**GIVEN INSTRUCTION**. Your answer should be a single number: the count of lines that include the word "如图所示".

**PROVIDED DATA**.
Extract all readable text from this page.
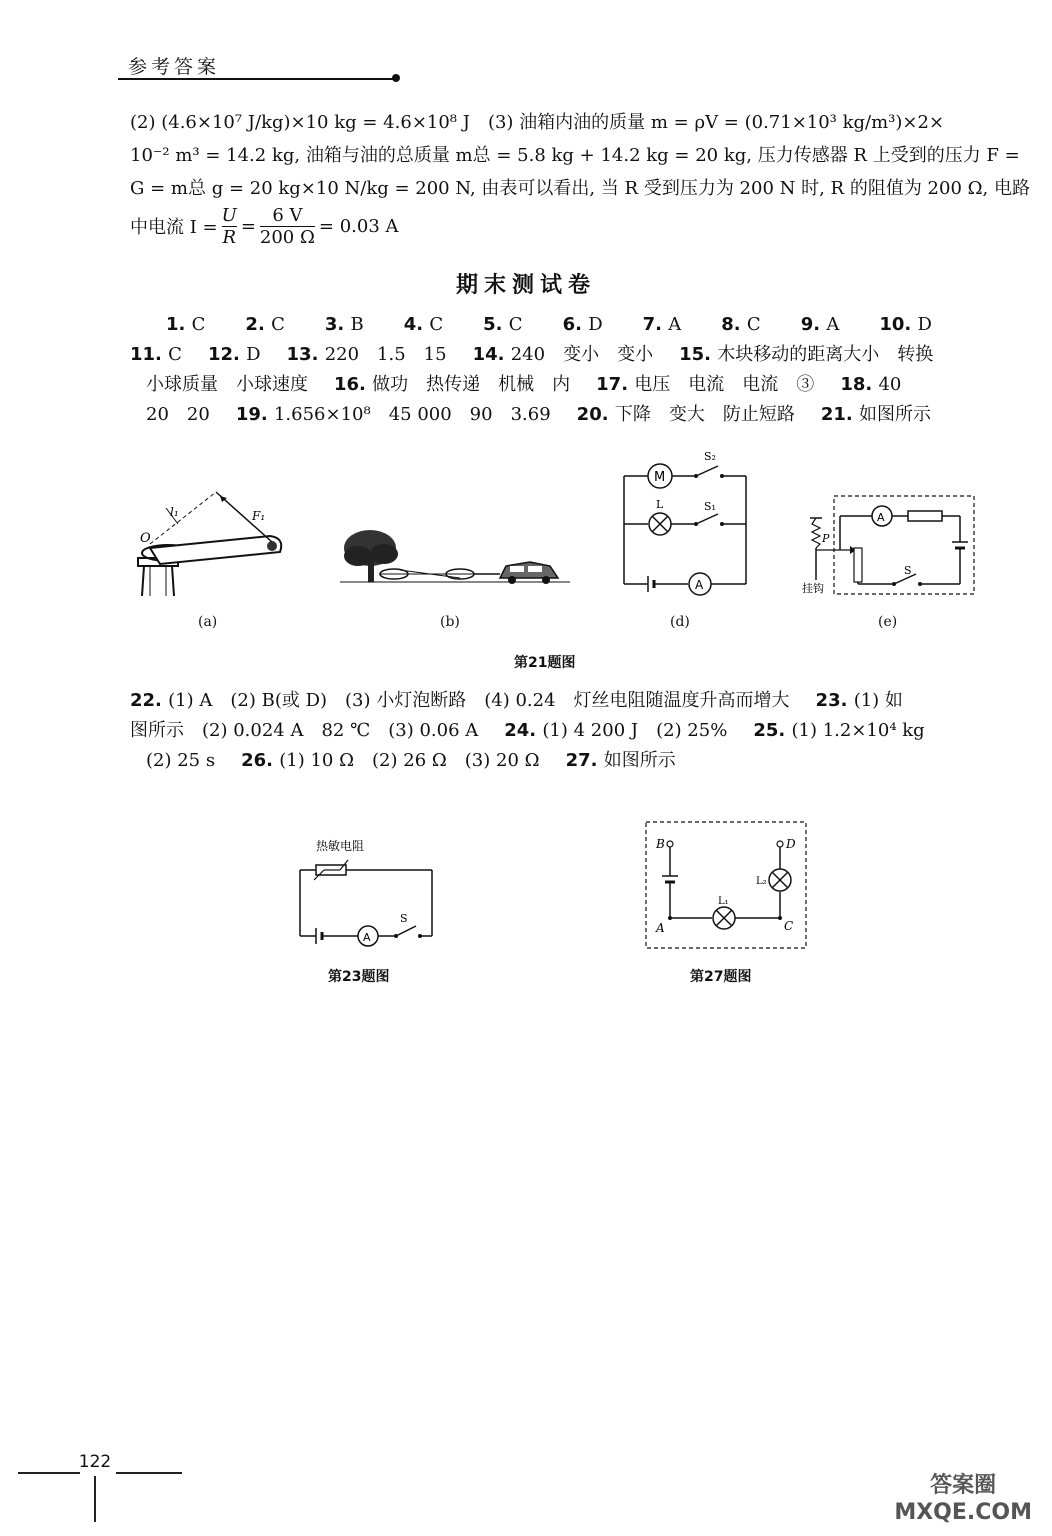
参考答案
(2) (4.6×10⁷ J/kg)×10 kg = 4.6×10⁸ J　(3) 油箱内油的质量 m = ρV = (0.71×10³ kg/m³)×2×
10⁻² m³ = 14.2 kg, 油箱与油的总质量 m总 = 5.8 kg + 14.2 kg = 20 kg, 压力传感器 R 上受到的压力 F =
G = m总 g = 20 kg×10 N/kg = 200 N, 由表可以看出, 当 R 受到压力为 200 N 时, R 的阻值为 200 Ω, 电路
中电流 I =
U
R
=
6 V
200 Ω
= 0.03 A
期末测试卷
1. C 2. C 3. B 4. C 5. C 6. D 7. A 8. C 9. A 10. D
11. C 12. D 13. 220　1.5　15 14. 240　变小　变小 15. 木块移动的距离大小　转换
小球质量　小球速度 16. 做功　热传递　机械　内 17. 电压　电流　电流　③ 18. 40
20　20 19. 1.656×10⁸　45 000　90　3.69 20. 下降　变大　防止短路 21. 如图所示
O
l₁	F₁
(a)	(b)
M
S₂
L	S₁
A
(d)
P
挂钩
A
S
(e)
第21题图
22. (1) A　(2) B(或 D)　(3) 小灯泡断路　(4) 0.24　灯丝电阻随温度升高而增大 23. (1) 如
图所示　(2) 0.024 A　82 ℃　(3) 0.06 A 24. (1) 4 200 J　(2) 25% 25. (1) 1.2×10⁴ kg
(2) 25 s 26. (1) 10 Ω　(2) 26 Ω　(3) 20 Ω 27. 如图所示
热敏电阻
A
S
第23题图
B
A
L₁
C
L₂
D
第27题图
122
答案圈
MXQE.COM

**RESULT**. 2